▶ **Information shown**:
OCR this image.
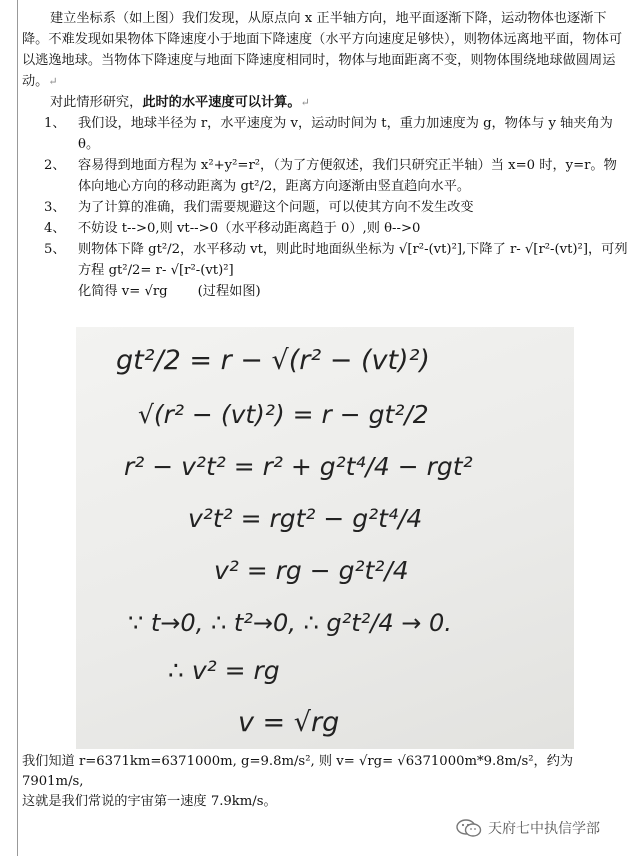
建立坐标系（如上图）我们发现，从原点向 x 正半轴方向，地平面逐渐下降，运动物体也逐渐下降。不难发现如果物体下降速度小于地面下降速度（水平方向速度足够快），则物体远离地平面，物体可以逃逸地球。当物体下降速度与地面下降速度相同时，物体与地面距离不变，则物体围绕地球做圆周运动。↵

对此情形研究，此时的水平速度可以计算。↵

1、 我们设，地球半径为 r，水平速度为 v，运动时间为 t，重力加速度为 g，物体与 y 轴夹角为 θ。
2、 容易得到地面方程为 x²+y²=r²，（为了方便叙述，我们只研究正半轴）当 x=0 时，y=r。物体向地心方向的移动距离为 gt²/2，距离方向逐渐由竖直趋向水平。
3、 为了计算的准确，我们需要规避这个问题，可以使其方向不发生改变
4、 不妨设 t-->0,则 vt-->0（水平移动距离趋于 0）,则 θ-->0
5、 则物体下降 gt²/2，水平移动 vt，则此时地面纵坐标为 √[r²-(vt)²],下降了 r- √[r²-(vt)²]，可列方程 gt²/2= r- √[r²-(vt)²]

化简得 v= √rg (过程如图)

gt²/2 = r − √(r² − (vt)²)
√(r² − (vt)²) = r − gt²/2
r² − v²t² = r² + g²t⁴/4 − rgt²
v²t² = rgt² − g²t⁴/4
v² = rg − g²t²/4
∵ t→0, ∴ t²→0, ∴ g²t²/4 → 0.
∴ v² = rg
v = √rg

我们知道 r=6371km=6371000m, g=9.8m/s², 则 v= √rg= √6371000m*9.8m/s²，约为 7901m/s,

这就是我们常说的宇宙第一速度 7.9km/s。

天府七中执信学部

▶ **Exercise details**:
Extract the full listing above verbatim; pictures are to be left out of the copy.

▶ **Full response**:
OCR this image.
建立坐标系（如上图）我们发现，从原点向 x 正半轴方向，地平面逐渐下降，运动物体也逐渐下降。不难发现如果物体下降速度小于地面下降速度（水平方向速度足够快），则物体远离地平面，物体可以逃逸地球。当物体下降速度与地面下降速度相同时，物体与地面距离不变，则物体围绕地球做圆周运动。↵

对此情形研究，此时的水平速度可以计算。↵

1、 我们设，地球半径为 r，水平速度为 v，运动时间为 t，重力加速度为 g，物体与 y 轴夹角为 θ。
2、 容易得到地面方程为 x²+y²=r²，（为了方便叙述，我们只研究正半轴）当 x=0 时，y=r。物体向地心方向的移动距离为 gt²/2，距离方向逐渐由竖直趋向水平。
3、 为了计算的准确，我们需要规避这个问题，可以使其方向不发生改变
4、 不妨设 t-->0,则 vt-->0（水平移动距离趋于 0）,则 θ-->0
5、 则物体下降 gt²/2，水平移动 vt，则此时地面纵坐标为 √[r²-(vt)²],下降了 r- √[r²-(vt)²]，可列方程 gt²/2= r- √[r²-(vt)²]

化简得 v= √rg (过程如图)

gt²/2 = r − √(r² − (vt)²)
√(r² − (vt)²) = r − gt²/2
r² − v²t² = r² + g²t⁴/4 − rgt²
v²t² = rgt² − g²t⁴/4
v² = rg − g²t²/4
∵ t→0, ∴ t²→0, ∴ g²t²/4 → 0.
∴ v² = rg
v = √rg

我们知道 r=6371km=6371000m, g=9.8m/s², 则 v= √rg= √6371000m*9.8m/s²，约为 7901m/s,

这就是我们常说的宇宙第一速度 7.9km/s。

天府七中执信学部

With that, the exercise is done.